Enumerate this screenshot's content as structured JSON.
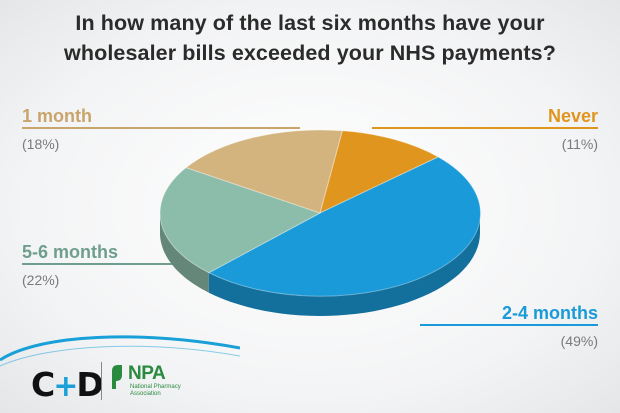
{
  "title_lines": [
    "In how many of the last six months have your",
    "wholesaler bills exceeded your NHS payments?"
  ],
  "chart_data": {
    "type": "pie",
    "title": "In how many of the last six months have your wholesaler bills exceeded your NHS payments?",
    "slices": [
      {
        "label": "Never",
        "value": 11,
        "pct_text": "(11%)",
        "color": "#e0961e"
      },
      {
        "label": "2-4 months",
        "value": 49,
        "pct_text": "(49%)",
        "color": "#1a9ad8"
      },
      {
        "label": "5-6 months",
        "value": 22,
        "pct_text": "(22%)",
        "color": "#8cbcaa"
      },
      {
        "label": "1 month",
        "value": 18,
        "pct_text": "(18%)",
        "color": "#d4b47e"
      }
    ]
  },
  "logos": {
    "cd": {
      "c": "C",
      "plus": "+",
      "d": "D"
    },
    "npa": {
      "name": "NPA",
      "subtitle": "National Pharmacy Association"
    }
  },
  "colors": {
    "never": "#e0961e",
    "two_four": "#1a9ad8",
    "five_six": "#6f9f8c",
    "one_month": "#c9a46b",
    "npa_green": "#2a8a3f",
    "cd_blue": "#1aa0d8"
  }
}
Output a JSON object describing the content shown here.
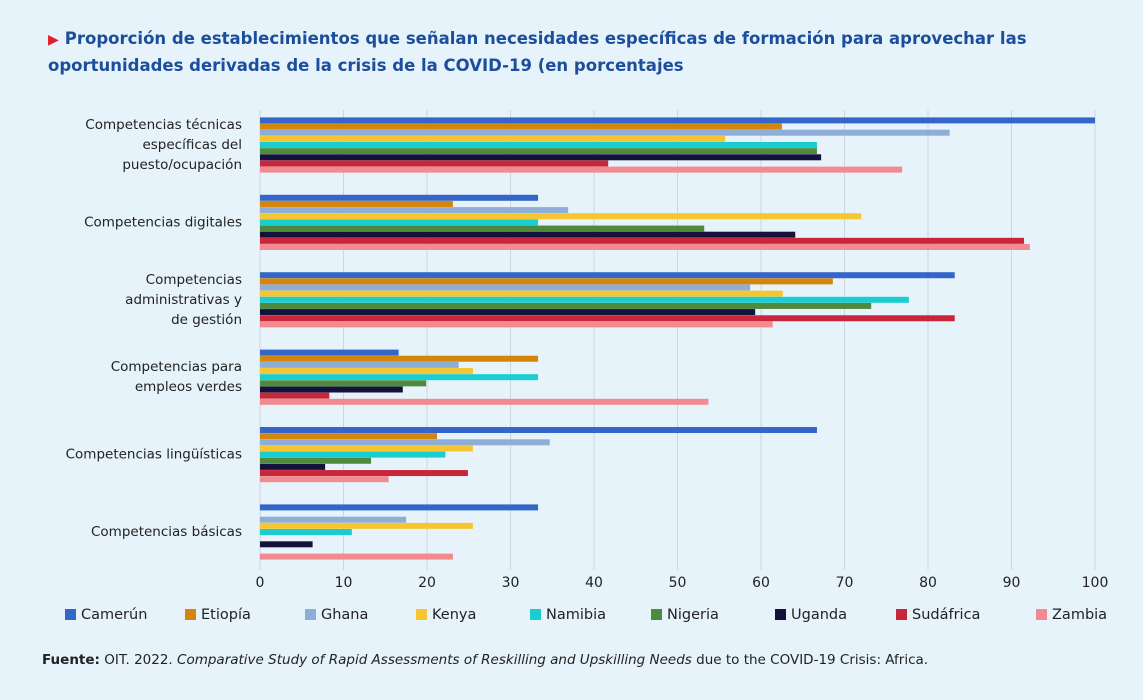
{
  "chart_data": {
    "type": "hbar",
    "title": "Proporción de establecimientos que señalan necesidades específicas de formación para aprovechar las oportunidades derivadas de la crisis de la COVID-19 (en porcentajes",
    "categories": [
      [
        "Competencias técnicas",
        "específicas del",
        "puesto/ocupación"
      ],
      [
        "Competencias digitales"
      ],
      [
        "Competencias",
        "administrativas y",
        "de gestión"
      ],
      [
        "Competencias para",
        "empleos verdes"
      ],
      [
        "Competencias lingüísticas"
      ],
      [
        "Competencias básicas"
      ]
    ],
    "series": [
      {
        "name": "Camerún",
        "color": "#3465c8",
        "values": [
          100,
          33.3,
          83.2,
          16.6,
          66.7,
          33.3
        ]
      },
      {
        "name": "Etiopía",
        "color": "#d4860b",
        "values": [
          62.5,
          23.1,
          68.6,
          33.3,
          21.2,
          null
        ]
      },
      {
        "name": "Ghana",
        "color": "#8eaed8",
        "values": [
          82.6,
          36.9,
          58.7,
          23.8,
          34.7,
          17.5
        ]
      },
      {
        "name": "Kenya",
        "color": "#f5c62f",
        "values": [
          55.7,
          72,
          62.6,
          25.5,
          25.5,
          25.5
        ]
      },
      {
        "name": "Namibia",
        "color": "#19cdd0",
        "values": [
          66.7,
          33.3,
          77.7,
          33.3,
          22.2,
          11
        ]
      },
      {
        "name": "Nigeria",
        "color": "#4e8a3e",
        "values": [
          66.7,
          53.2,
          73.2,
          19.9,
          13.3,
          null
        ]
      },
      {
        "name": "Uganda",
        "color": "#14123a",
        "values": [
          67.2,
          64.1,
          59.3,
          17.1,
          7.8,
          6.3
        ]
      },
      {
        "name": "Sudáfrica",
        "color": "#c8273b",
        "values": [
          41.7,
          91.5,
          83.2,
          8.3,
          24.9,
          null
        ]
      },
      {
        "name": "Zambia",
        "color": "#f28b8f",
        "values": [
          76.9,
          92.2,
          61.4,
          53.7,
          15.4,
          23.1
        ]
      }
    ],
    "xlim": [
      0,
      100
    ],
    "xticks": [
      0,
      10,
      20,
      30,
      40,
      50,
      60,
      70,
      80,
      90,
      100
    ],
    "grid": true,
    "legend": "bottom",
    "source": {
      "label": "Fuente:",
      "text1": " OIT. 2022. ",
      "italic": "Comparative Study of Rapid Assessments of Reskilling and Upskilling Needs",
      "text2": " due to the COVID-19 Crisis: Africa."
    }
  }
}
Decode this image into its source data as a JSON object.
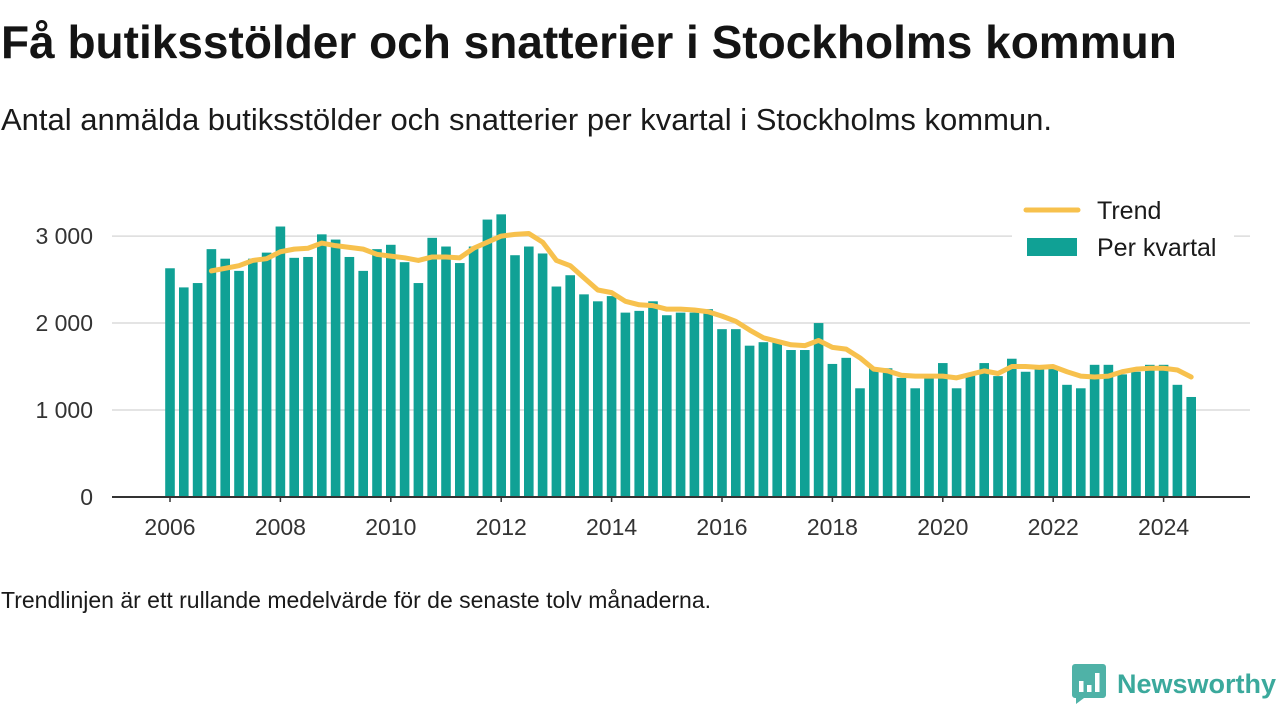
{
  "chart_data": {
    "type": "bar",
    "title": "Få butiksstölder och snatterier i Stockholms kommun",
    "subtitle": "Antal anmälda butiksstölder och snatterier per kvartal i Stockholms kommun.",
    "note": "Trendlinjen är ett rullande medelvärde för de senaste tolv månaderna.",
    "x": [
      2006,
      2006.25,
      2006.5,
      2006.75,
      2007,
      2007.25,
      2007.5,
      2007.75,
      2008,
      2008.25,
      2008.5,
      2008.75,
      2009,
      2009.25,
      2009.5,
      2009.75,
      2010,
      2010.25,
      2010.5,
      2010.75,
      2011,
      2011.25,
      2011.5,
      2011.75,
      2012,
      2012.25,
      2012.5,
      2012.75,
      2013,
      2013.25,
      2013.5,
      2013.75,
      2014,
      2014.25,
      2014.5,
      2014.75,
      2015,
      2015.25,
      2015.5,
      2015.75,
      2016,
      2016.25,
      2016.5,
      2016.75,
      2017,
      2017.25,
      2017.5,
      2017.75,
      2018,
      2018.25,
      2018.5,
      2018.75,
      2019,
      2019.25,
      2019.5,
      2019.75,
      2020,
      2020.25,
      2020.5,
      2020.75,
      2021,
      2021.25,
      2021.5,
      2021.75,
      2022,
      2022.25,
      2022.5,
      2022.75,
      2023,
      2023.25,
      2023.5,
      2023.75,
      2024,
      2024.25,
      2024.5
    ],
    "series": [
      {
        "name": "Per kvartal",
        "type": "bar",
        "color": "#10a195",
        "values": [
          2630,
          2410,
          2460,
          2850,
          2740,
          2600,
          2740,
          2810,
          3110,
          2750,
          2760,
          3020,
          2960,
          2760,
          2600,
          2850,
          2900,
          2700,
          2460,
          2980,
          2880,
          2690,
          2880,
          3190,
          3250,
          2780,
          2880,
          2800,
          2420,
          2550,
          2330,
          2250,
          2310,
          2120,
          2140,
          2250,
          2090,
          2120,
          2120,
          2160,
          1930,
          1930,
          1740,
          1780,
          1780,
          1690,
          1690,
          2000,
          1530,
          1600,
          1250,
          1480,
          1480,
          1370,
          1250,
          1410,
          1540,
          1250,
          1410,
          1540,
          1390,
          1590,
          1440,
          1480,
          1480,
          1290,
          1250,
          1520,
          1520,
          1410,
          1440,
          1520,
          1520,
          1290,
          1150
        ]
      },
      {
        "name": "Trend",
        "type": "line",
        "color": "#f7c14d",
        "values": [
          null,
          null,
          null,
          2600,
          2630,
          2660,
          2720,
          2740,
          2820,
          2850,
          2860,
          2920,
          2890,
          2870,
          2850,
          2790,
          2770,
          2750,
          2720,
          2760,
          2760,
          2750,
          2860,
          2930,
          3000,
          3020,
          3030,
          2930,
          2720,
          2660,
          2520,
          2380,
          2350,
          2250,
          2210,
          2200,
          2160,
          2160,
          2150,
          2130,
          2080,
          2020,
          1920,
          1830,
          1790,
          1750,
          1740,
          1800,
          1720,
          1700,
          1600,
          1470,
          1450,
          1400,
          1390,
          1390,
          1390,
          1370,
          1410,
          1450,
          1420,
          1500,
          1500,
          1490,
          1500,
          1440,
          1390,
          1380,
          1390,
          1440,
          1470,
          1480,
          1480,
          1460,
          1380
        ]
      }
    ],
    "x_ticks": [
      {
        "value": 2006,
        "label": "2006"
      },
      {
        "value": 2008,
        "label": "2008"
      },
      {
        "value": 2010,
        "label": "2010"
      },
      {
        "value": 2012,
        "label": "2012"
      },
      {
        "value": 2014,
        "label": "2014"
      },
      {
        "value": 2016,
        "label": "2016"
      },
      {
        "value": 2018,
        "label": "2018"
      },
      {
        "value": 2020,
        "label": "2020"
      },
      {
        "value": 2022,
        "label": "2022"
      },
      {
        "value": 2024,
        "label": "2024"
      }
    ],
    "y_ticks": [
      {
        "value": 0,
        "label": "0"
      },
      {
        "value": 1000,
        "label": "1 000"
      },
      {
        "value": 2000,
        "label": "2 000"
      },
      {
        "value": 3000,
        "label": "3 000"
      }
    ],
    "ylim": [
      0,
      3300
    ],
    "grid": true,
    "legend": {
      "placement": "top-right"
    }
  },
  "logo": {
    "text": "Newsworthy",
    "icon": "newsworthy-logo-icon",
    "color": "#3ba99c",
    "icon_color": "#4fb2a7"
  }
}
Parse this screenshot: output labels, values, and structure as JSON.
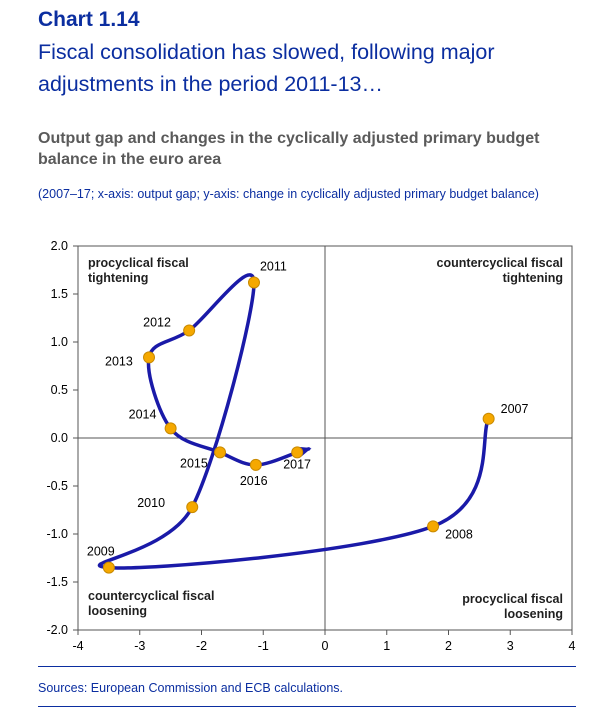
{
  "header": {
    "chart_label": "Chart 1.14",
    "headline": "Fiscal consolidation has slowed, following major adjustments in the period 2011-13…",
    "subtitle": "Output gap and changes in the cyclically adjusted primary budget balance in the euro area",
    "units": "(2007–17; x-axis: output gap; y-axis: change in cyclically adjusted primary budget balance)"
  },
  "footer": {
    "sources": "Sources: European Commission and ECB calculations."
  },
  "colors": {
    "line": "#1a1aa8",
    "marker_fill": "#f5a800",
    "marker_stroke": "#c98a00",
    "accent": "#0b2ea0",
    "axis": "#555555"
  },
  "chart_data": {
    "type": "scatter",
    "title": "Output gap and changes in the cyclically adjusted primary budget balance in the euro area",
    "xlabel": "output gap",
    "ylabel": "change in cyclically adjusted primary budget balance",
    "xlim": [
      -4,
      4
    ],
    "ylim": [
      -2,
      2
    ],
    "xticks": [
      -4,
      -3,
      -2,
      -1,
      0,
      1,
      2,
      3,
      4
    ],
    "yticks": [
      2.0,
      1.5,
      1.0,
      0.5,
      0.0,
      -0.5,
      -1.0,
      -1.5,
      -2.0
    ],
    "ytick_labels": [
      "2.0",
      "1.5",
      "1.0",
      "0.5",
      "0.0",
      "-0.5",
      "-1.0",
      "-1.5",
      "-2.0"
    ],
    "series": [
      {
        "name": "euro area",
        "points": [
          {
            "label": "2007",
            "x": 2.65,
            "y": 0.2
          },
          {
            "label": "2008",
            "x": 1.75,
            "y": -0.92
          },
          {
            "label": "2009",
            "x": -3.5,
            "y": -1.35
          },
          {
            "label": "2010",
            "x": -2.15,
            "y": -0.72
          },
          {
            "label": "2011",
            "x": -1.15,
            "y": 1.62
          },
          {
            "label": "2012",
            "x": -2.2,
            "y": 1.12
          },
          {
            "label": "2013",
            "x": -2.85,
            "y": 0.84
          },
          {
            "label": "2014",
            "x": -2.5,
            "y": 0.1
          },
          {
            "label": "2015",
            "x": -1.7,
            "y": -0.15
          },
          {
            "label": "2016",
            "x": -1.12,
            "y": -0.28
          },
          {
            "label": "2017",
            "x": -0.45,
            "y": -0.15
          }
        ]
      }
    ],
    "quadrant_labels": {
      "top_left": "procyclical fiscal tightening",
      "top_right": "countercyclical fiscal tightening",
      "bottom_left": "countercyclical fiscal loosening",
      "bottom_right": "procyclical fiscal loosening"
    }
  }
}
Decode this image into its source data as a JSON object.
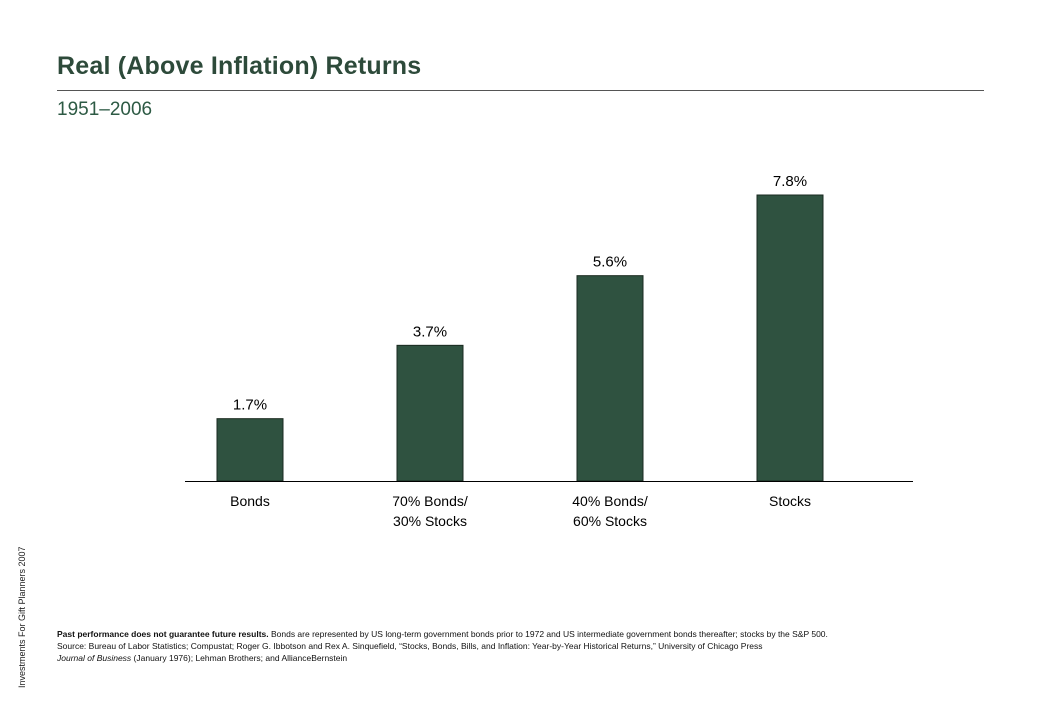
{
  "header": {
    "title": "Real (Above Inflation) Returns",
    "subtitle": "1951–2006"
  },
  "side_note": "Investments For Gift Planners 2007",
  "colors": {
    "bar": "#2f5240",
    "title": "#2d4a3a",
    "subtitle": "#2d5a44",
    "axis": "#000000"
  },
  "chart_data": {
    "type": "bar",
    "categories": [
      "Bonds",
      "70% Bonds/\n30% Stocks",
      "40% Bonds/\n60% Stocks",
      "Stocks"
    ],
    "values": [
      1.7,
      3.7,
      5.6,
      7.8
    ],
    "data_labels": [
      "1.7%",
      "3.7%",
      "5.6%",
      "7.8%"
    ],
    "title": "Real (Above Inflation) Returns",
    "subtitle": "1951–2006",
    "xlabel": "",
    "ylabel": "",
    "ylim": [
      0,
      8.5
    ],
    "grid": false,
    "legend": "none"
  },
  "footnote": {
    "bold_lead": "Past performance does not guarantee future results.",
    "line1_rest": " Bonds are represented by US long-term government bonds prior to 1972 and US intermediate government bonds thereafter; stocks by the S&P 500.",
    "source_line": "Source: Bureau of Labor Statistics; Compustat; Roger G. Ibbotson and Rex A. Sinquefield, “Stocks, Bonds, Bills, and Inflation: Year-by-Year Historical Returns,” University of Chicago Press",
    "journal_italic": "Journal of Business",
    "journal_rest": " (January 1976); Lehman Brothers; and AllianceBernstein"
  }
}
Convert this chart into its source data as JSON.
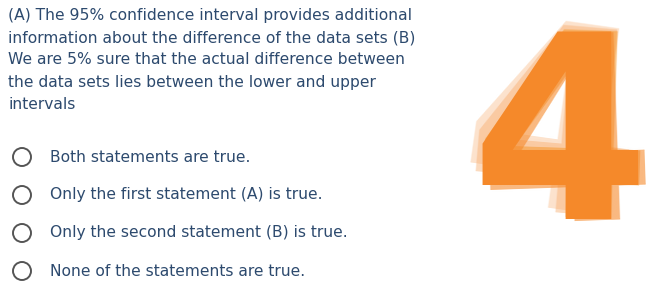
{
  "background_color": "#ffffff",
  "text_color": "#2d4a6e",
  "question_text": "(A) The 95% confidence interval provides additional\ninformation about the difference of the data sets (B)\nWe are 5% sure that the actual difference between\nthe data sets lies between the lower and upper\nintervals",
  "options": [
    "Both statements are true.",
    "Only the first statement (A) is true.",
    "Only the second statement (B) is true.",
    "None of the statements are true."
  ],
  "number": "4",
  "number_color": "#f5892a",
  "number_shadow_color": "#f8ad6e",
  "number_fontsize": 185,
  "question_fontsize": 11.2,
  "option_fontsize": 11.2,
  "circle_color": "#555555",
  "fig_width": 6.69,
  "fig_height": 3.04,
  "dpi": 100
}
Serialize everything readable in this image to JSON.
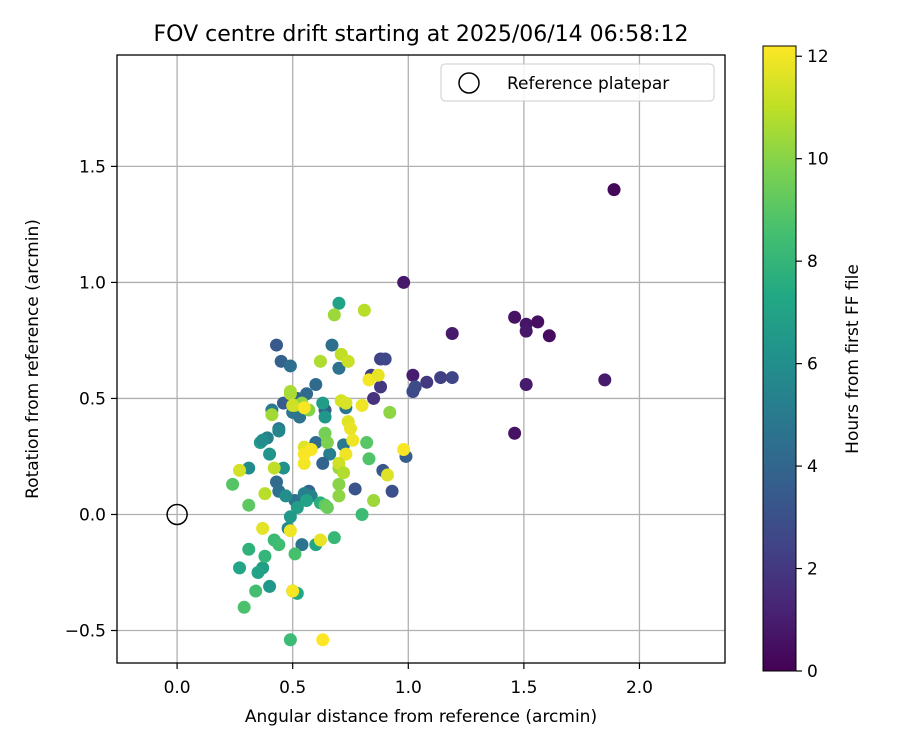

**Aim of the exercise**
From the material above, count the lines that include "tightening" and give only the total.

**The completed task**
2